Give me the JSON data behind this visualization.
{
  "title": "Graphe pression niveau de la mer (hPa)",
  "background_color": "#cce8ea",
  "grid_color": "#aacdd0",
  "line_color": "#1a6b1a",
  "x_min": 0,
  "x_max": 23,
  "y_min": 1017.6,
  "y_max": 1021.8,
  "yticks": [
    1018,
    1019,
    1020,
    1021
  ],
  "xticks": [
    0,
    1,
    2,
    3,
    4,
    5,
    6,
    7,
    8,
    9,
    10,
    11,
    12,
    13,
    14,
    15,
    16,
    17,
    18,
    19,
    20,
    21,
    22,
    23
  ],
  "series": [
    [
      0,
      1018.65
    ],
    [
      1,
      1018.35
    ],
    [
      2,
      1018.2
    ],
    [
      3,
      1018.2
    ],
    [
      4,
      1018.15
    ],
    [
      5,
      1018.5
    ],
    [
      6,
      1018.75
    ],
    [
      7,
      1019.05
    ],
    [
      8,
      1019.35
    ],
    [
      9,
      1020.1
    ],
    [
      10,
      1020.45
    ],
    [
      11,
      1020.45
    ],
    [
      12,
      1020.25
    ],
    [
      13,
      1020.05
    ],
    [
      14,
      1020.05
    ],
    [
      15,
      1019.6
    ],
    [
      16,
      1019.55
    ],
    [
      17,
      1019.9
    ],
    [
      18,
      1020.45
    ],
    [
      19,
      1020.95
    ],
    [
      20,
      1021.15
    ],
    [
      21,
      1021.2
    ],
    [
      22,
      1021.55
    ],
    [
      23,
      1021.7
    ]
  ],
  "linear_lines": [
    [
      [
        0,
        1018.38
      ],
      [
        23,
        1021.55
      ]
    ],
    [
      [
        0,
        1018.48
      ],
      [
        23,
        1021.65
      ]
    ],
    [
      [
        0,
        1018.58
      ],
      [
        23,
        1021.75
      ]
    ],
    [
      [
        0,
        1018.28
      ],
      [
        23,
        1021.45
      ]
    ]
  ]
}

◆ Work to be completed ◆
Repeat the data in its entirety, character for character.

◆ Response below ◆
Give me the JSON data behind this visualization.
{
  "title": "Graphe pression niveau de la mer (hPa)",
  "background_color": "#cce8ea",
  "grid_color": "#aacdd0",
  "line_color": "#1a6b1a",
  "x_min": 0,
  "x_max": 23,
  "y_min": 1017.6,
  "y_max": 1021.8,
  "yticks": [
    1018,
    1019,
    1020,
    1021
  ],
  "xticks": [
    0,
    1,
    2,
    3,
    4,
    5,
    6,
    7,
    8,
    9,
    10,
    11,
    12,
    13,
    14,
    15,
    16,
    17,
    18,
    19,
    20,
    21,
    22,
    23
  ],
  "series": [
    [
      0,
      1018.65
    ],
    [
      1,
      1018.35
    ],
    [
      2,
      1018.2
    ],
    [
      3,
      1018.2
    ],
    [
      4,
      1018.15
    ],
    [
      5,
      1018.5
    ],
    [
      6,
      1018.75
    ],
    [
      7,
      1019.05
    ],
    [
      8,
      1019.35
    ],
    [
      9,
      1020.1
    ],
    [
      10,
      1020.45
    ],
    [
      11,
      1020.45
    ],
    [
      12,
      1020.25
    ],
    [
      13,
      1020.05
    ],
    [
      14,
      1020.05
    ],
    [
      15,
      1019.6
    ],
    [
      16,
      1019.55
    ],
    [
      17,
      1019.9
    ],
    [
      18,
      1020.45
    ],
    [
      19,
      1020.95
    ],
    [
      20,
      1021.15
    ],
    [
      21,
      1021.2
    ],
    [
      22,
      1021.55
    ],
    [
      23,
      1021.7
    ]
  ],
  "linear_lines": [
    [
      [
        0,
        1018.38
      ],
      [
        23,
        1021.55
      ]
    ],
    [
      [
        0,
        1018.48
      ],
      [
        23,
        1021.65
      ]
    ],
    [
      [
        0,
        1018.58
      ],
      [
        23,
        1021.75
      ]
    ],
    [
      [
        0,
        1018.28
      ],
      [
        23,
        1021.45
      ]
    ]
  ]
}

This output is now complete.